### WORK TO BE COMPLETED
Reproduce all the material exactly, minus any pictures it holds.

(Part of a data file)
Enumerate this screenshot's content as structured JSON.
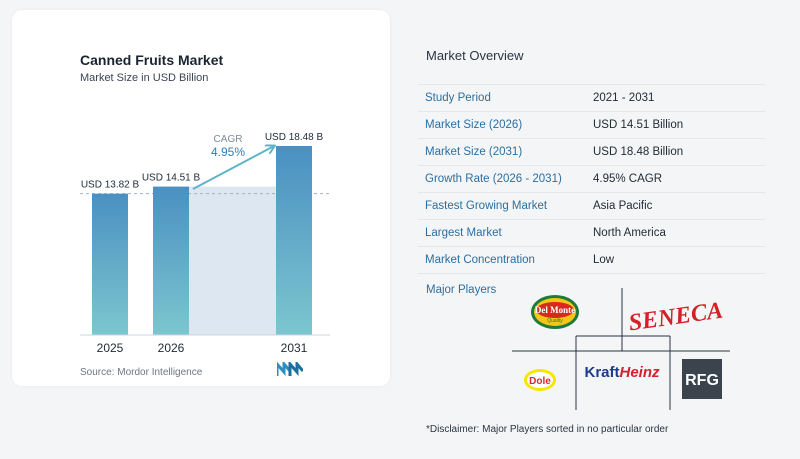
{
  "chart": {
    "title": "Canned Fruits Market",
    "subtitle": "Market Size in USD Billion",
    "source": "Source:  Mordor Intelligence"
  },
  "chart_data": {
    "type": "bar",
    "categories": [
      "2025",
      "2026",
      "2031"
    ],
    "values": [
      13.82,
      14.51,
      18.48
    ],
    "data_labels": [
      "USD 13.82 B",
      "USD 14.51 B",
      "USD 18.48 B"
    ],
    "cagr_label": "CAGR",
    "cagr_value": "4.95%",
    "ylim": [
      0,
      18.48
    ],
    "grid": false,
    "colors": {
      "bar_top": "#4a90c2",
      "bar_bottom": "#7cc6cf",
      "shade": "#dde7f1",
      "arrow": "#5fb4c9",
      "cagr": "#2a7fc4"
    }
  },
  "overview": {
    "title": "Market Overview",
    "rows": [
      {
        "label": "Study Period",
        "value": "2021 - 2031"
      },
      {
        "label": "Market Size (2026)",
        "value": "USD 14.51 Billion"
      },
      {
        "label": "Market Size (2031)",
        "value": "USD 18.48 Billion"
      },
      {
        "label": "Growth Rate (2026 - 2031)",
        "value": "4.95% CAGR"
      },
      {
        "label": "Fastest Growing Market",
        "value": "Asia Pacific"
      },
      {
        "label": "Largest Market",
        "value": "North America"
      },
      {
        "label": "Market Concentration",
        "value": "Low"
      }
    ]
  },
  "players": {
    "label": "Major Players",
    "logos": [
      {
        "name": "Del Monte",
        "line1": "Del Monte",
        "line2": "Quality"
      },
      {
        "name": "Seneca",
        "text": "SENECA"
      },
      {
        "name": "Dole",
        "text": "Dole"
      },
      {
        "name": "Kraft Heinz",
        "part1": "Kraft",
        "part2": "Heinz"
      },
      {
        "name": "RFG",
        "text": "RFG"
      }
    ]
  },
  "disclaimer": "*Disclaimer: Major Players sorted in no particular order"
}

### SOLUTION BELOW
Enumerate this screenshot's content as structured JSON.
{
  "chart": {
    "title": "Canned Fruits Market",
    "subtitle": "Market Size in USD Billion",
    "source": "Source:  Mordor Intelligence"
  },
  "chart_data": {
    "type": "bar",
    "categories": [
      "2025",
      "2026",
      "2031"
    ],
    "values": [
      13.82,
      14.51,
      18.48
    ],
    "data_labels": [
      "USD 13.82 B",
      "USD 14.51 B",
      "USD 18.48 B"
    ],
    "cagr_label": "CAGR",
    "cagr_value": "4.95%",
    "ylim": [
      0,
      18.48
    ],
    "grid": false,
    "colors": {
      "bar_top": "#4a90c2",
      "bar_bottom": "#7cc6cf",
      "shade": "#dde7f1",
      "arrow": "#5fb4c9",
      "cagr": "#2a7fc4"
    }
  },
  "overview": {
    "title": "Market Overview",
    "rows": [
      {
        "label": "Study Period",
        "value": "2021 - 2031"
      },
      {
        "label": "Market Size (2026)",
        "value": "USD 14.51 Billion"
      },
      {
        "label": "Market Size (2031)",
        "value": "USD 18.48 Billion"
      },
      {
        "label": "Growth Rate (2026 - 2031)",
        "value": "4.95% CAGR"
      },
      {
        "label": "Fastest Growing Market",
        "value": "Asia Pacific"
      },
      {
        "label": "Largest Market",
        "value": "North America"
      },
      {
        "label": "Market Concentration",
        "value": "Low"
      }
    ]
  },
  "players": {
    "label": "Major Players",
    "logos": [
      {
        "name": "Del Monte",
        "line1": "Del Monte",
        "line2": "Quality"
      },
      {
        "name": "Seneca",
        "text": "SENECA"
      },
      {
        "name": "Dole",
        "text": "Dole"
      },
      {
        "name": "Kraft Heinz",
        "part1": "Kraft",
        "part2": "Heinz"
      },
      {
        "name": "RFG",
        "text": "RFG"
      }
    ]
  },
  "disclaimer": "*Disclaimer: Major Players sorted in no particular order"
}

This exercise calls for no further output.